**DESCRIPTION OF THE TASK**. Copy every entry word for word, but skip the pictures.

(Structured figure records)
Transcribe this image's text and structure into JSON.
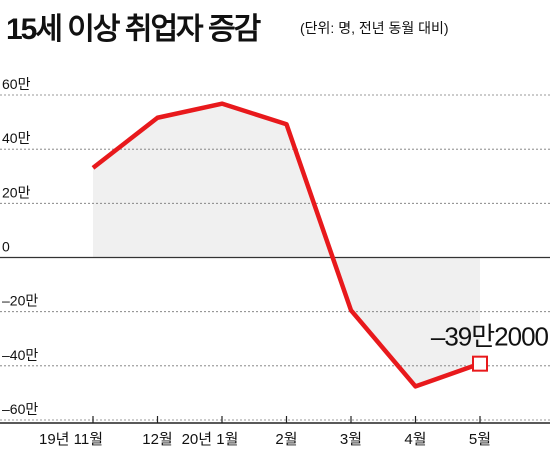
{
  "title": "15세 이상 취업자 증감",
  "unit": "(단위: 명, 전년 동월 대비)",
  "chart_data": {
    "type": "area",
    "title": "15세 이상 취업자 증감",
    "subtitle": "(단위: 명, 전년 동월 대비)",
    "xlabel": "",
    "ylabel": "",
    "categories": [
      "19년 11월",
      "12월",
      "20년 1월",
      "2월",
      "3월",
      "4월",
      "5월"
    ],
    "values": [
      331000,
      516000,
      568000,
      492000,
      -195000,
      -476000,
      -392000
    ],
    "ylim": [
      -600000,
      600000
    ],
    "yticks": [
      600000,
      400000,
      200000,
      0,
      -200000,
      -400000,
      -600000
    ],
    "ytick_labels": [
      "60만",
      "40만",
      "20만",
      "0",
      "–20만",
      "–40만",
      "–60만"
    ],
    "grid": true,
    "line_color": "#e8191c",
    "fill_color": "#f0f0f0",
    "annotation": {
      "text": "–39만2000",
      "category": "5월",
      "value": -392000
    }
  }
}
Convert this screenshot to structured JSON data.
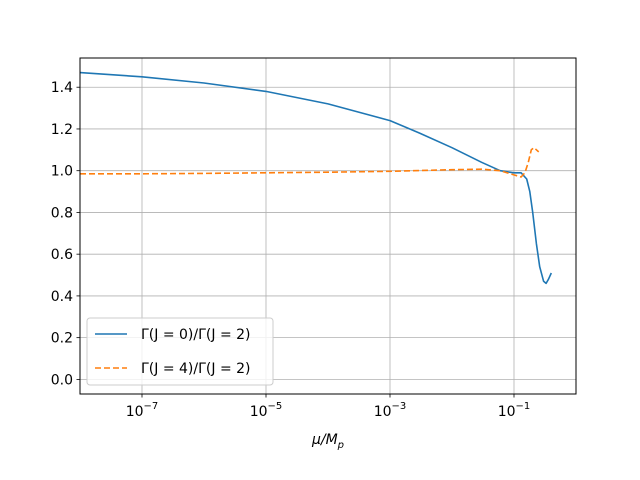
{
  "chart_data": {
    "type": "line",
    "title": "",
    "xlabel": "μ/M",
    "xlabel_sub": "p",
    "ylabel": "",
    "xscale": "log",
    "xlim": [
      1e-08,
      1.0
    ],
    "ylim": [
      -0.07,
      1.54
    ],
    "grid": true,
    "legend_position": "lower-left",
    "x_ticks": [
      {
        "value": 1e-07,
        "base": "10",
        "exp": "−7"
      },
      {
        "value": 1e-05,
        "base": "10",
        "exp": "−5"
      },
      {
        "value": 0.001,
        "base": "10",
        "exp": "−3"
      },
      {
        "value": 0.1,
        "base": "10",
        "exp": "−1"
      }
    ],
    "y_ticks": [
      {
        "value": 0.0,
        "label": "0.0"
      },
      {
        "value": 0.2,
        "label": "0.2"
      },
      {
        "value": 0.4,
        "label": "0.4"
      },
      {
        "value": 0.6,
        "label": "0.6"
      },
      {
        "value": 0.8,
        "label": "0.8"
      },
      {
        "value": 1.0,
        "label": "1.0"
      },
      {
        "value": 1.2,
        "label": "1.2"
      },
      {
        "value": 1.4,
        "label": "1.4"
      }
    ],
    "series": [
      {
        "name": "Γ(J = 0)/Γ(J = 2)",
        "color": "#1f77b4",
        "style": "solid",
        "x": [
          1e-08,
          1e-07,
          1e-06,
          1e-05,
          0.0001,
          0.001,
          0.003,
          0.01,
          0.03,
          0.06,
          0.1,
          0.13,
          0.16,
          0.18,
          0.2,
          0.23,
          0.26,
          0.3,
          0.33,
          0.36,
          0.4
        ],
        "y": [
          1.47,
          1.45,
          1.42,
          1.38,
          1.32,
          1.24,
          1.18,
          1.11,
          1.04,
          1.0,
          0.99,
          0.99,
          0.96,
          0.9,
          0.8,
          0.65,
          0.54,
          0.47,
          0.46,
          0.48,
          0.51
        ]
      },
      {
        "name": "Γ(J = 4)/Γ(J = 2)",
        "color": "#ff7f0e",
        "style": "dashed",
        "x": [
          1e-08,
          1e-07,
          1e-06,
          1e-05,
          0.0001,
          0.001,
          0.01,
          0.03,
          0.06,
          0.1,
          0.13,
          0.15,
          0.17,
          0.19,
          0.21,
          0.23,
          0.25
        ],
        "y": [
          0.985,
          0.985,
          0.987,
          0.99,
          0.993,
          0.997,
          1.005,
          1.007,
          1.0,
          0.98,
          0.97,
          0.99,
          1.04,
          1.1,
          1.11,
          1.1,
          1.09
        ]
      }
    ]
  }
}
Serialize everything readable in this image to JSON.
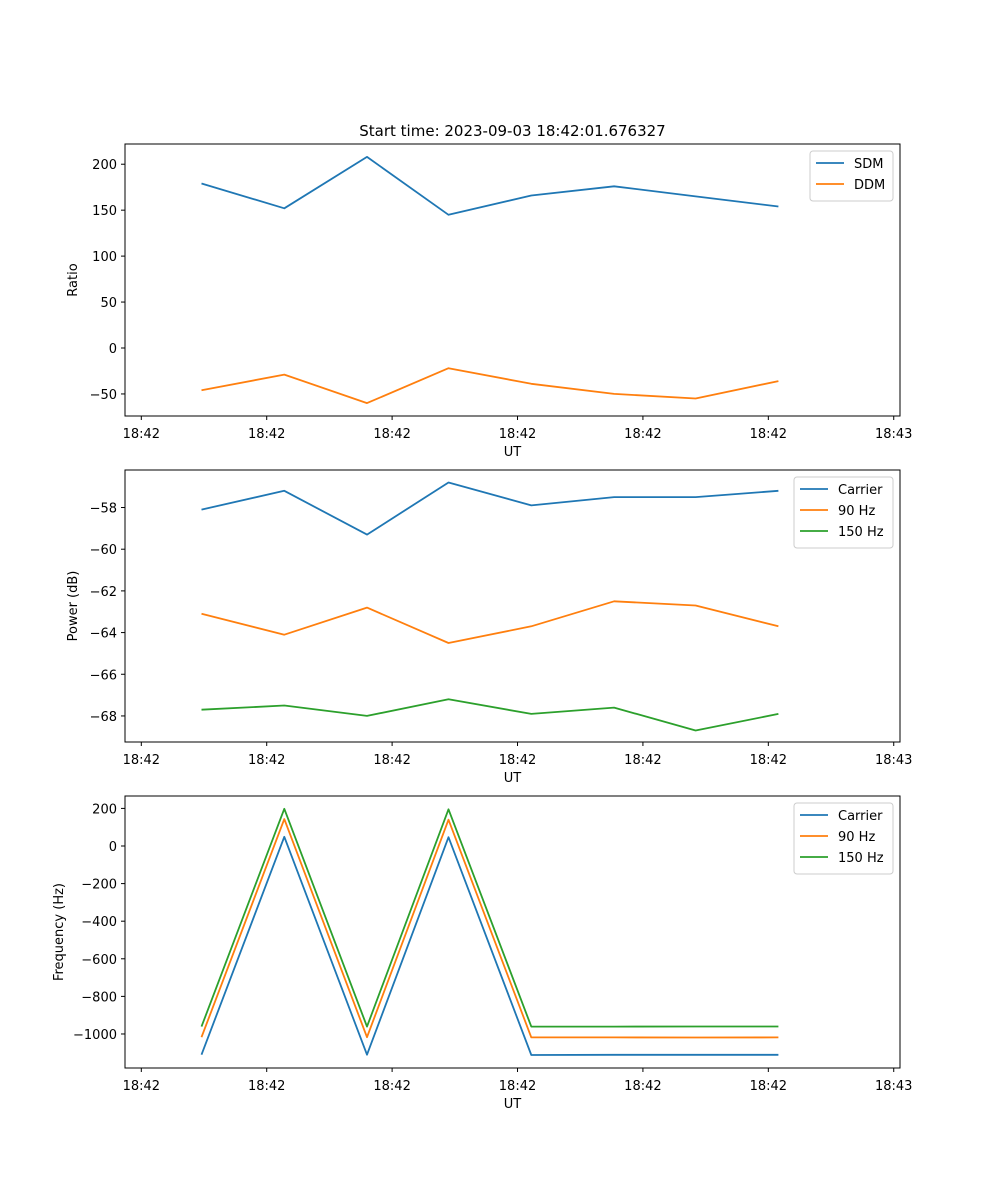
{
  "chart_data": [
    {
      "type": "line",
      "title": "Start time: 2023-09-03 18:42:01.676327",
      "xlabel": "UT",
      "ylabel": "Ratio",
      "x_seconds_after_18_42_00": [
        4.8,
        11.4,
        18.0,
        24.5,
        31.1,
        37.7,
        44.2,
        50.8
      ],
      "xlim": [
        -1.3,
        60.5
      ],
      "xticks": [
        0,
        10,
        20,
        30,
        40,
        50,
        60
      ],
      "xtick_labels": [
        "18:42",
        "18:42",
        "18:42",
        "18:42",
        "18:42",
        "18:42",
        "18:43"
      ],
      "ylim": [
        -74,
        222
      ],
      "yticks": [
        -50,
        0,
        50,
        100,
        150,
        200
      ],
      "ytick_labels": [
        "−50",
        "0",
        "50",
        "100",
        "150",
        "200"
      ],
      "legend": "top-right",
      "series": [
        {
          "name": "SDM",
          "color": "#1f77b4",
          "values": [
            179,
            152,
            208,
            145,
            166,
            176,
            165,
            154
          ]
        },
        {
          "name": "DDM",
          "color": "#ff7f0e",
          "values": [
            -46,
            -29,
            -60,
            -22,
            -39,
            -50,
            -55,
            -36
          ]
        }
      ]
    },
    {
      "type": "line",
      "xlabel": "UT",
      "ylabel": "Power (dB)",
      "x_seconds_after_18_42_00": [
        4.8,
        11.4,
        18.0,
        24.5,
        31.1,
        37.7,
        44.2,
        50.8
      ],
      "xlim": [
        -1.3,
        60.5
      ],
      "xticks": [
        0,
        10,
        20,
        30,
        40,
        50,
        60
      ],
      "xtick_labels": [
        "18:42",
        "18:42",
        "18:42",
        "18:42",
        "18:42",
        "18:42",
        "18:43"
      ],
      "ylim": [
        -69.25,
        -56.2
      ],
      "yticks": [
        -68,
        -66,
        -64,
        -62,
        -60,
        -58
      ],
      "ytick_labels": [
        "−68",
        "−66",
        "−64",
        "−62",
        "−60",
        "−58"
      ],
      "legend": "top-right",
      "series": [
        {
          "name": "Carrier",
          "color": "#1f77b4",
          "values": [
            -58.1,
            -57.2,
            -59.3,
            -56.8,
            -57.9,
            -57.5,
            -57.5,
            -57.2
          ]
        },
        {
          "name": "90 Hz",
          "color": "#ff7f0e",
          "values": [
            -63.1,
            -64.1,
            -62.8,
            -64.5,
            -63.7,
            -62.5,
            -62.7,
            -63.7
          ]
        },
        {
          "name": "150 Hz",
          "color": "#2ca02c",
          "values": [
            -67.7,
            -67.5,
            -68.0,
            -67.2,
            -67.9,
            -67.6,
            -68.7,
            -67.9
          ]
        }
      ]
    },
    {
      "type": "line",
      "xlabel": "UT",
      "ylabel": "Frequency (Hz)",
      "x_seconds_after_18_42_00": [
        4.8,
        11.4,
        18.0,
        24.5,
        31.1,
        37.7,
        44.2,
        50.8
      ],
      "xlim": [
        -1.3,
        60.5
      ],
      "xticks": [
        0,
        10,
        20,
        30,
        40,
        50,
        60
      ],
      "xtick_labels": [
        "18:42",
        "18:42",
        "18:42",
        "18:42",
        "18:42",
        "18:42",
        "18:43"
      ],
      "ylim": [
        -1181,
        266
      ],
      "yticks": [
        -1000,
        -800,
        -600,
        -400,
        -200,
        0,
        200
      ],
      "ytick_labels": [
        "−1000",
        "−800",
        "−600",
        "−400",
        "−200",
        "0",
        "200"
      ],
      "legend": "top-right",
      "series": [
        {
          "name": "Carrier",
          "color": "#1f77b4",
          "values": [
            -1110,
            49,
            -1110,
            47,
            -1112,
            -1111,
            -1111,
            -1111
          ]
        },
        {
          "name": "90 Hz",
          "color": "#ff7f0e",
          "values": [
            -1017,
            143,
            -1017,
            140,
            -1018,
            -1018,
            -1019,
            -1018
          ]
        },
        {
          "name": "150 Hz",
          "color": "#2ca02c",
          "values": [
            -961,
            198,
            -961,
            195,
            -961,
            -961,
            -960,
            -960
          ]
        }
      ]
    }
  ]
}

**FULL SOLUTION**.
Transcribe this image's text and structure into JSON.
{
  "title": "15세 이상 취업자 증감",
  "unit": "(단위: 명, 전년 동월 대비)",
  "chart_data": {
    "type": "area",
    "title": "15세 이상 취업자 증감",
    "subtitle": "(단위: 명, 전년 동월 대비)",
    "xlabel": "",
    "ylabel": "",
    "categories": [
      "19년 11월",
      "12월",
      "20년 1월",
      "2월",
      "3월",
      "4월",
      "5월"
    ],
    "values": [
      331000,
      516000,
      568000,
      492000,
      -195000,
      -476000,
      -392000
    ],
    "ylim": [
      -600000,
      600000
    ],
    "yticks": [
      600000,
      400000,
      200000,
      0,
      -200000,
      -400000,
      -600000
    ],
    "ytick_labels": [
      "60만",
      "40만",
      "20만",
      "0",
      "–20만",
      "–40만",
      "–60만"
    ],
    "grid": true,
    "line_color": "#e8191c",
    "fill_color": "#f0f0f0",
    "annotation": {
      "text": "–39만2000",
      "category": "5월",
      "value": -392000
    }
  }
}
Convert this screenshot to structured JSON data.
{
  "chart_data": {
    "type": "line",
    "title": "",
    "xlabel": "μ/M",
    "xlabel_sub": "p",
    "ylabel": "",
    "xscale": "log",
    "xlim": [
      1e-08,
      1.0
    ],
    "ylim": [
      -0.07,
      1.54
    ],
    "grid": true,
    "legend_position": "lower-left",
    "x_ticks": [
      {
        "value": 1e-07,
        "base": "10",
        "exp": "−7"
      },
      {
        "value": 1e-05,
        "base": "10",
        "exp": "−5"
      },
      {
        "value": 0.001,
        "base": "10",
        "exp": "−3"
      },
      {
        "value": 0.1,
        "base": "10",
        "exp": "−1"
      }
    ],
    "y_ticks": [
      {
        "value": 0.0,
        "label": "0.0"
      },
      {
        "value": 0.2,
        "label": "0.2"
      },
      {
        "value": 0.4,
        "label": "0.4"
      },
      {
        "value": 0.6,
        "label": "0.6"
      },
      {
        "value": 0.8,
        "label": "0.8"
      },
      {
        "value": 1.0,
        "label": "1.0"
      },
      {
        "value": 1.2,
        "label": "1.2"
      },
      {
        "value": 1.4,
        "label": "1.4"
      }
    ],
    "series": [
      {
        "name": "Γ(J = 0)/Γ(J = 2)",
        "color": "#1f77b4",
        "style": "solid",
        "x": [
          1e-08,
          1e-07,
          1e-06,
          1e-05,
          0.0001,
          0.001,
          0.003,
          0.01,
          0.03,
          0.06,
          0.1,
          0.13,
          0.16,
          0.18,
          0.2,
          0.23,
          0.26,
          0.3,
          0.33,
          0.36,
          0.4
        ],
        "y": [
          1.47,
          1.45,
          1.42,
          1.38,
          1.32,
          1.24,
          1.18,
          1.11,
          1.04,
          1.0,
          0.99,
          0.99,
          0.96,
          0.9,
          0.8,
          0.65,
          0.54,
          0.47,
          0.46,
          0.48,
          0.51
        ]
      },
      {
        "name": "Γ(J = 4)/Γ(J = 2)",
        "color": "#ff7f0e",
        "style": "dashed",
        "x": [
          1e-08,
          1e-07,
          1e-06,
          1e-05,
          0.0001,
          0.001,
          0.01,
          0.03,
          0.06,
          0.1,
          0.13,
          0.15,
          0.17,
          0.19,
          0.21,
          0.23,
          0.25
        ],
        "y": [
          0.985,
          0.985,
          0.987,
          0.99,
          0.993,
          0.997,
          1.005,
          1.007,
          1.0,
          0.98,
          0.97,
          0.99,
          1.04,
          1.1,
          1.11,
          1.1,
          1.09
        ]
      }
    ]
  }
}
Serialize everything readable in this image to JSON.
{
  "chart_data": [
    {
      "type": "line",
      "title": "Start time: 2023-09-03 18:42:01.676327",
      "xlabel": "UT",
      "ylabel": "Ratio",
      "x_seconds_after_18_42_00": [
        4.8,
        11.4,
        18.0,
        24.5,
        31.1,
        37.7,
        44.2,
        50.8
      ],
      "xlim": [
        -1.3,
        60.5
      ],
      "xticks": [
        0,
        10,
        20,
        30,
        40,
        50,
        60
      ],
      "xtick_labels": [
        "18:42",
        "18:42",
        "18:42",
        "18:42",
        "18:42",
        "18:42",
        "18:43"
      ],
      "ylim": [
        -74,
        222
      ],
      "yticks": [
        -50,
        0,
        50,
        100,
        150,
        200
      ],
      "ytick_labels": [
        "−50",
        "0",
        "50",
        "100",
        "150",
        "200"
      ],
      "legend": "top-right",
      "series": [
        {
          "name": "SDM",
          "color": "#1f77b4",
          "values": [
            179,
            152,
            208,
            145,
            166,
            176,
            165,
            154
          ]
        },
        {
          "name": "DDM",
          "color": "#ff7f0e",
          "values": [
            -46,
            -29,
            -60,
            -22,
            -39,
            -50,
            -55,
            -36
          ]
        }
      ]
    },
    {
      "type": "line",
      "xlabel": "UT",
      "ylabel": "Power (dB)",
      "x_seconds_after_18_42_00": [
        4.8,
        11.4,
        18.0,
        24.5,
        31.1,
        37.7,
        44.2,
        50.8
      ],
      "xlim": [
        -1.3,
        60.5
      ],
      "xticks": [
        0,
        10,
        20,
        30,
        40,
        50,
        60
      ],
      "xtick_labels": [
        "18:42",
        "18:42",
        "18:42",
        "18:42",
        "18:42",
        "18:42",
        "18:43"
      ],
      "ylim": [
        -69.25,
        -56.2
      ],
      "yticks": [
        -68,
        -66,
        -64,
        -62,
        -60,
        -58
      ],
      "ytick_labels": [
        "−68",
        "−66",
        "−64",
        "−62",
        "−60",
        "−58"
      ],
      "legend": "top-right",
      "series": [
        {
          "name": "Carrier",
          "color": "#1f77b4",
          "values": [
            -58.1,
            -57.2,
            -59.3,
            -56.8,
            -57.9,
            -57.5,
            -57.5,
            -57.2
          ]
        },
        {
          "name": "90 Hz",
          "color": "#ff7f0e",
          "values": [
            -63.1,
            -64.1,
            -62.8,
            -64.5,
            -63.7,
            -62.5,
            -62.7,
            -63.7
          ]
        },
        {
          "name": "150 Hz",
          "color": "#2ca02c",
          "values": [
            -67.7,
            -67.5,
            -68.0,
            -67.2,
            -67.9,
            -67.6,
            -68.7,
            -67.9
          ]
        }
      ]
    },
    {
      "type": "line",
      "xlabel": "UT",
      "ylabel": "Frequency (Hz)",
      "x_seconds_after_18_42_00": [
        4.8,
        11.4,
        18.0,
        24.5,
        31.1,
        37.7,
        44.2,
        50.8
      ],
      "xlim": [
        -1.3,
        60.5
      ],
      "xticks": [
        0,
        10,
        20,
        30,
        40,
        50,
        60
      ],
      "xtick_labels": [
        "18:42",
        "18:42",
        "18:42",
        "18:42",
        "18:42",
        "18:42",
        "18:43"
      ],
      "ylim": [
        -1181,
        266
      ],
      "yticks": [
        -1000,
        -800,
        -600,
        -400,
        -200,
        0,
        200
      ],
      "ytick_labels": [
        "−1000",
        "−800",
        "−600",
        "−400",
        "−200",
        "0",
        "200"
      ],
      "legend": "top-right",
      "series": [
        {
          "name": "Carrier",
          "color": "#1f77b4",
          "values": [
            -1110,
            49,
            -1110,
            47,
            -1112,
            -1111,
            -1111,
            -1111
          ]
        },
        {
          "name": "90 Hz",
          "color": "#ff7f0e",
          "values": [
            -1017,
            143,
            -1017,
            140,
            -1018,
            -1018,
            -1019,
            -1018
          ]
        },
        {
          "name": "150 Hz",
          "color": "#2ca02c",
          "values": [
            -961,
            198,
            -961,
            195,
            -961,
            -961,
            -960,
            -960
          ]
        }
      ]
    }
  ]
}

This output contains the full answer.